Every record below should be printed exactly as it appears.

[Stored items]
::::::

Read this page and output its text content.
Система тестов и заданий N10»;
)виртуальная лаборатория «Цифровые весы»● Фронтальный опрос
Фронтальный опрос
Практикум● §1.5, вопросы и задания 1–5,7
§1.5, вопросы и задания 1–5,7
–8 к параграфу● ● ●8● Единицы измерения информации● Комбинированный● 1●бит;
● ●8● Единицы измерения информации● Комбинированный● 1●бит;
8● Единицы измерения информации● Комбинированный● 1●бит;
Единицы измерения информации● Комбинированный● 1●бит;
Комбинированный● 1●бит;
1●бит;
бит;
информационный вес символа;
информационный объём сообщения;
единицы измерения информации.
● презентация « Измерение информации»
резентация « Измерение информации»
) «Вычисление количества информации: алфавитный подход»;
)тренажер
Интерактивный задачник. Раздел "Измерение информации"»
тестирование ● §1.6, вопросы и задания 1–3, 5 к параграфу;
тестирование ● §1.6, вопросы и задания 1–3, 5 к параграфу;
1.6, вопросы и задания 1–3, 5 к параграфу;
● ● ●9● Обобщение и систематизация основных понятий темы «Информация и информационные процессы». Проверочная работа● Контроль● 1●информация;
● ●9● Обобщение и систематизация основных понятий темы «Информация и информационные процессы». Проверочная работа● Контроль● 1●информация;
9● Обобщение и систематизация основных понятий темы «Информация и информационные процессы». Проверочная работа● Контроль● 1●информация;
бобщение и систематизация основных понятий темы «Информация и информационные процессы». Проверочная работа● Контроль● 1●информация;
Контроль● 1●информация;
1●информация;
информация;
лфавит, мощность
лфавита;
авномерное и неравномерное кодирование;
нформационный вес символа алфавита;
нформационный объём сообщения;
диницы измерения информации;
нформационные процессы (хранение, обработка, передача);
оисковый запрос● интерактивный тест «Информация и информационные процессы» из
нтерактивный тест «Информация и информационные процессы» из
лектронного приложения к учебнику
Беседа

::::::

Answer to the exercise:
Read this page and output its text content.
Система тестов и заданий N10»;
)виртуальная лаборатория «Цифровые весы»● Фронтальный опрос
Фронтальный опрос
Практикум● §1.5, вопросы и задания 1–5,7
§1.5, вопросы и задания 1–5,7
–8 к параграфу● ● ●8● Единицы измерения информации● Комбинированный● 1●бит;
● ●8● Единицы измерения информации● Комбинированный● 1●бит;
8● Единицы измерения информации● Комбинированный● 1●бит;
Единицы измерения информации● Комбинированный● 1●бит;
Комбинированный● 1●бит;
1●бит;
бит;
информационный вес символа;
информационный объём сообщения;
единицы измерения информации.
● презентация « Измерение информации»
резентация « Измерение информации»
) «Вычисление количества информации: алфавитный подход»;
)тренажер
Интерактивный задачник. Раздел "Измерение информации"»
тестирование ● §1.6, вопросы и задания 1–3, 5 к параграфу;
тестирование ● §1.6, вопросы и задания 1–3, 5 к параграфу;
1.6, вопросы и задания 1–3, 5 к параграфу;
● ● ●9● Обобщение и систематизация основных понятий темы «Информация и информационные процессы». Проверочная работа● Контроль● 1●информация;
● ●9● Обобщение и систематизация основных понятий темы «Информация и информационные процессы». Проверочная работа● Контроль● 1●информация;
9● Обобщение и систематизация основных понятий темы «Информация и информационные процессы». Проверочная работа● Контроль● 1●информация;
бобщение и систематизация основных понятий темы «Информация и информационные процессы». Проверочная работа● Контроль● 1●информация;
Контроль● 1●информация;
1●информация;
информация;
лфавит, мощность
лфавита;
авномерное и неравномерное кодирование;
нформационный вес символа алфавита;
нформационный объём сообщения;
диницы измерения информации;
нформационные процессы (хранение, обработка, передача);
оисковый запрос● интерактивный тест «Информация и информационные процессы» из
нтерактивный тест «Информация и информационные процессы» из
лектронного приложения к учебнику
Беседа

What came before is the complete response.